Gestellte Aufgabe 1
Aktualisiere die Datensätze vom Anfang bis einschließlich der Zeile mit „building-letter: G: [300, 216, 314, 237]“, indem du „building-letter“ durch „building-label“ ersetzt. Gib nur diese Zeilen wieder und lass alles andere unverändert.

Lesetext

____

Mit Schreiben vom 18. Februar 2008 hörte die Beklagte den Betriebsrat zu einer beabsichtigten außerordentlichen, hilfsweise ordentlichen Kündigung, gestützt auf den Verdacht der Einlösung der Bons, an. Der Betriebsrat äußerte Bedenken gegen die fristlose Kündigung, einer ordentlichen Kündigung widersprach er und verwies auf die Möglichkeit einer gegen die Klägerin gerichteten Intrige.

9

Mit Schreiben vom 22. Februar 2008 kündigte die Beklagte das Arbeitsverhältnis außerordentlich fristlos, hilfsweise fristgemäß zum 30. September 2008.

10

Die Klägerin hat Kündigungsschutzklage erhoben. Sie hat behauptet, sie habe jedenfalls nicht bewusst Leergutbons eingelöst, die ihr nicht gehörten. Sollte es sich bei den registrierten Bons tatsächlich um die im Kassenbüro abgelegten Bons gehandelt haben, müsse auch die Möglichkeit eines Austauschs der Bons während des Kassiervorgangs in Betracht gezogen werden. Denkbares Motiv hierfür sei ihre Streikteilnahme, die ohnehin der wahre Grund für die Kündigung sei. Anders sei nicht zu erklären, weshalb ihre Kollegin und die Vorgesetzte sie - unstreitig - nicht bereits beim Kassieren oder unmittelbar anschließend auf die fehlende Abzeichnung der überreichten Leergutbons angesprochen hätten. Angesichts der streikbedingt aufgetretenen Spannungen unter den Filialmitarbeitern sei es lebensfremd anzunehmen, sie habe ausgerechnet bei einer Kollegin, mit der sie im Streit gestanden habe, und in Anwesenheit ihrer Vorgesetzten die im Kassenbüro verwahrten, nicht abgezeichneten Bons eingelöst. Die Klägerin hat die Auffassung vertreten, eine Verdachtskündigung sei wegen der in Art. 6 Abs. 2 EMRK verankerten Unschuldsvermutung ohnehin unzulässig. Das gelte in besonderem Maße, wenn sich der Verdacht auf die Entwendung einer nur geringwertigen Sache beziehe. Selbst bei nachgewiesener Tat sei in einem solchen Fall ein wichtiger Grund iSd. § 626 Abs. 1 BGB nicht gegeben. Zumindest sei in ihrem Fall die Kündigung in Anbetracht der Einmaligkeit des Vorfalls und ihrer langen Betriebszugehörigkeit unangemessen, zumal der Beklagten kein Schaden entstanden sei.

11

Die Klägerin hat beantragt

        

1.    

festzustellen, dass das Arbeitsverhältnis weder durch die fristlose, noch durch die ordentliche Kündigung der Beklagten vom 22. Februar 2008 aufgelöst worden ist;

        

2.

____

[Auszug aus einem Datensatz]
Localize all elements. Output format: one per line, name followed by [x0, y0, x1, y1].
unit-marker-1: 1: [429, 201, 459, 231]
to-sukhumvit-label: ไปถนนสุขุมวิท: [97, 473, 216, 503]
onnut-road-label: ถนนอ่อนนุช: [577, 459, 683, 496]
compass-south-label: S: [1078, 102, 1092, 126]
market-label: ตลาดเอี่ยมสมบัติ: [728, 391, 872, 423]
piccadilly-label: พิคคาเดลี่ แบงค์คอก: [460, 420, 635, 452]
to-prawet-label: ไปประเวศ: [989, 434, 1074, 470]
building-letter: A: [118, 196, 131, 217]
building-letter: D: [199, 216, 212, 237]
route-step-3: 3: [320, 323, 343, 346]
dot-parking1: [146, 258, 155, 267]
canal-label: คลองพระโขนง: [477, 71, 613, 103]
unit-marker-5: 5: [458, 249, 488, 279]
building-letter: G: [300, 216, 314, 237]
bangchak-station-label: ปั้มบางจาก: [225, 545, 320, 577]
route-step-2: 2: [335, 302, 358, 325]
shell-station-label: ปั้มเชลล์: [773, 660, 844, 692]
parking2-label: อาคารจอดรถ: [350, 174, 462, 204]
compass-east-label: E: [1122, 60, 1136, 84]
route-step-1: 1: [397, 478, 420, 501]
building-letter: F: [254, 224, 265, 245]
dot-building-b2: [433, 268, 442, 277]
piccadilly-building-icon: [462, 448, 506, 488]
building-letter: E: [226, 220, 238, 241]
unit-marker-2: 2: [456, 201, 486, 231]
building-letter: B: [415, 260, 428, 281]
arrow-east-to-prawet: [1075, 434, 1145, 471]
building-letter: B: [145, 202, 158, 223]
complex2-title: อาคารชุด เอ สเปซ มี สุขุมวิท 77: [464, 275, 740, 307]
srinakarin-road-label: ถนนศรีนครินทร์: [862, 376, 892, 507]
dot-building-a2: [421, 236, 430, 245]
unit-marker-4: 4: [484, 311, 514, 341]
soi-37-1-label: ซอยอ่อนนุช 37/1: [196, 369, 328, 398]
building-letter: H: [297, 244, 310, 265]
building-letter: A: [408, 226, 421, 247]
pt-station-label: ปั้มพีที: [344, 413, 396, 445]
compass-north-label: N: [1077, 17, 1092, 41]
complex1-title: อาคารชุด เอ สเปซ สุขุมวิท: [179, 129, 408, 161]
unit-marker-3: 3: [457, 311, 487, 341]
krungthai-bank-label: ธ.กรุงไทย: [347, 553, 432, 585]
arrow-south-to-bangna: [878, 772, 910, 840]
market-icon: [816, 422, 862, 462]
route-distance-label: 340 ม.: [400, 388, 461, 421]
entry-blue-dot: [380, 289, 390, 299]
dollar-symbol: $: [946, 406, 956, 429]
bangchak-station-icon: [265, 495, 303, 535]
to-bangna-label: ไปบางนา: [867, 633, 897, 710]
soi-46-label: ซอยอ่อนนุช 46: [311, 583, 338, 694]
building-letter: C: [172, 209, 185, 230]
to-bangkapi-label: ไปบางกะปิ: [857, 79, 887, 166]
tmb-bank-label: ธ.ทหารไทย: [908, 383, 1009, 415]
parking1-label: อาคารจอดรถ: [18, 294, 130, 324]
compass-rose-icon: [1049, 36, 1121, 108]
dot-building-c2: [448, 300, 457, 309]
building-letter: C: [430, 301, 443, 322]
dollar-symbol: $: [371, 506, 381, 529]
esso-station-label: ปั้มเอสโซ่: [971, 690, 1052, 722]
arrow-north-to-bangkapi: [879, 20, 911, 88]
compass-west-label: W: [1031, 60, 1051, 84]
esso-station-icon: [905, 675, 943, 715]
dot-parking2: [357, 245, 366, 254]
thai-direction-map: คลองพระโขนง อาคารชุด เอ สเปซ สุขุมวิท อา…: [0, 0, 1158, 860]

____

Gestellte Aufgabe 2
Wiederhole aus dem Lesetext wörtlich den Abschnitt zwischen „Mit Schreiben vom 18. Februar“ und „Klägerin gerichteten Intrige.“, beide eingeschlossen.

Vollständige Antwort 1
Localize all elements. Output format: one per line, name followed by [x0, y0, x1, y1].
unit-marker-1: 1: [429, 201, 459, 231]
to-sukhumvit-label: ไปถนนสุขุมวิท: [97, 473, 216, 503]
onnut-road-label: ถนนอ่อนนุช: [577, 459, 683, 496]
compass-south-label: S: [1078, 102, 1092, 126]
market-label: ตลาดเอี่ยมสมบัติ: [728, 391, 872, 423]
piccadilly-label: พิคคาเดลี่ แบงค์คอก: [460, 420, 635, 452]
to-prawet-label: ไปประเวศ: [989, 434, 1074, 470]
building-label: A: [118, 196, 131, 217]
building-label: D: [199, 216, 212, 237]
route-step-3: 3: [320, 323, 343, 346]
dot-parking1: [146, 258, 155, 267]
canal-label: คลองพระโขนง: [477, 71, 613, 103]
unit-marker-5: 5: [458, 249, 488, 279]
building-label: G: [300, 216, 314, 237]

Vollständige Antwort 2
Mit Schreiben vom 18. Februar 2008 hörte die Beklagte den Betriebsrat zu einer beabsichtigten außerordentlichen, hilfsweise ordentlichen Kündigung, gestützt auf den Verdacht der Einlösung der Bons, an. Der Betriebsrat äußerte Bedenken gegen die fristlose Kündigung, einer ordentlichen Kündigung widersprach er und verwies auf die Möglichkeit einer gegen die Klägerin gerichteten Intrige.